(TO DO)
Output each entry exactly; skip nothing.

#### AVAILABLE RECORDS

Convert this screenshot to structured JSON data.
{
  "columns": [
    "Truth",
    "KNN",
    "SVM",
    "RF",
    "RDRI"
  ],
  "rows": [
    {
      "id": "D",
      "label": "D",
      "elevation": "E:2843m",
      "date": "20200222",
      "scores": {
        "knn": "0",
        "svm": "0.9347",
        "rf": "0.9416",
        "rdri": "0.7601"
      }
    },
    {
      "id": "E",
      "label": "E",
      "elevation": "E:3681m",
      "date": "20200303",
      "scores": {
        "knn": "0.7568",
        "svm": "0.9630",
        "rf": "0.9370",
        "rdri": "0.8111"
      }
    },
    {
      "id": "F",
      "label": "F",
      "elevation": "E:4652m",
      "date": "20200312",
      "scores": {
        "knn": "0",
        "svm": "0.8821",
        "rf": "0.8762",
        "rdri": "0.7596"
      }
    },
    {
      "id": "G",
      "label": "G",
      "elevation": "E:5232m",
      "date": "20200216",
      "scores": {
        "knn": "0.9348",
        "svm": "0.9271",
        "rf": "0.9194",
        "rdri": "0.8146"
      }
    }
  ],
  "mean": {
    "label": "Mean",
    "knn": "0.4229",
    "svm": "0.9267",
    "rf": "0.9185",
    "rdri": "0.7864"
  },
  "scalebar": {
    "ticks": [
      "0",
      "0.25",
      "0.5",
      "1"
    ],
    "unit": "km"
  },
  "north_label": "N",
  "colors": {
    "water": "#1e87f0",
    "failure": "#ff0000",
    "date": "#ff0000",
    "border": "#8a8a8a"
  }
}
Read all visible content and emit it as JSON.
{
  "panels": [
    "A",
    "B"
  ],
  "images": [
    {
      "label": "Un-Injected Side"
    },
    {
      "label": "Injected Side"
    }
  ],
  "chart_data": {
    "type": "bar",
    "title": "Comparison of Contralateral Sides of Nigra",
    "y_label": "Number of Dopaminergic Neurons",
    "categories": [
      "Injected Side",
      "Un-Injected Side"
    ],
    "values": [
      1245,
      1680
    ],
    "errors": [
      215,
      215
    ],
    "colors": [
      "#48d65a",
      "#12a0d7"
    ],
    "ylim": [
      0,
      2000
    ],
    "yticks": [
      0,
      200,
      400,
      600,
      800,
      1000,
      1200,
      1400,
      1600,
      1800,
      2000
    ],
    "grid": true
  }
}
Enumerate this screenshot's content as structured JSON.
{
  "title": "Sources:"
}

########

(OUTPUT BELOW)
Convert this screenshot to structured JSON data.
{
  "columns": [
    "Truth",
    "KNN",
    "SVM",
    "RF",
    "RDRI"
  ],
  "rows": [
    {
      "id": "D",
      "label": "D",
      "elevation": "E:2843m",
      "date": "20200222",
      "scores": {
        "knn": "0",
        "svm": "0.9347",
        "rf": "0.9416",
        "rdri": "0.7601"
      }
    },
    {
      "id": "E",
      "label": "E",
      "elevation": "E:3681m",
      "date": "20200303",
      "scores": {
        "knn": "0.7568",
        "svm": "0.9630",
        "rf": "0.9370",
        "rdri": "0.8111"
      }
    },
    {
      "id": "F",
      "label": "F",
      "elevation": "E:4652m",
      "date": "20200312",
      "scores": {
        "knn": "0",
        "svm": "0.8821",
        "rf": "0.8762",
        "rdri": "0.7596"
      }
    },
    {
      "id": "G",
      "label": "G",
      "elevation": "E:5232m",
      "date": "20200216",
      "scores": {
        "knn": "0.9348",
        "svm": "0.9271",
        "rf": "0.9194",
        "rdri": "0.8146"
      }
    }
  ],
  "mean": {
    "label": "Mean",
    "knn": "0.4229",
    "svm": "0.9267",
    "rf": "0.9185",
    "rdri": "0.7864"
  },
  "scalebar": {
    "ticks": [
      "0",
      "0.25",
      "0.5",
      "1"
    ],
    "unit": "km"
  },
  "north_label": "N",
  "colors": {
    "water": "#1e87f0",
    "failure": "#ff0000",
    "date": "#ff0000",
    "border": "#8a8a8a"
  }
}
Read all visible content and emit it as JSON.
{
  "panels": [
    "A",
    "B"
  ],
  "images": [
    {
      "label": "Un-Injected Side"
    },
    {
      "label": "Injected Side"
    }
  ],
  "chart_data": {
    "type": "bar",
    "title": "Comparison of Contralateral Sides of Nigra",
    "y_label": "Number of Dopaminergic Neurons",
    "categories": [
      "Injected Side",
      "Un-Injected Side"
    ],
    "values": [
      1245,
      1680
    ],
    "errors": [
      215,
      215
    ],
    "colors": [
      "#48d65a",
      "#12a0d7"
    ],
    "ylim": [
      0,
      2000
    ],
    "yticks": [
      0,
      200,
      400,
      600,
      800,
      1000,
      1200,
      1400,
      1600,
      1800,
      2000
    ],
    "grid": true
  }
}
Enumerate this screenshot's content as structured JSON.
{
  "title": "Sources:"
}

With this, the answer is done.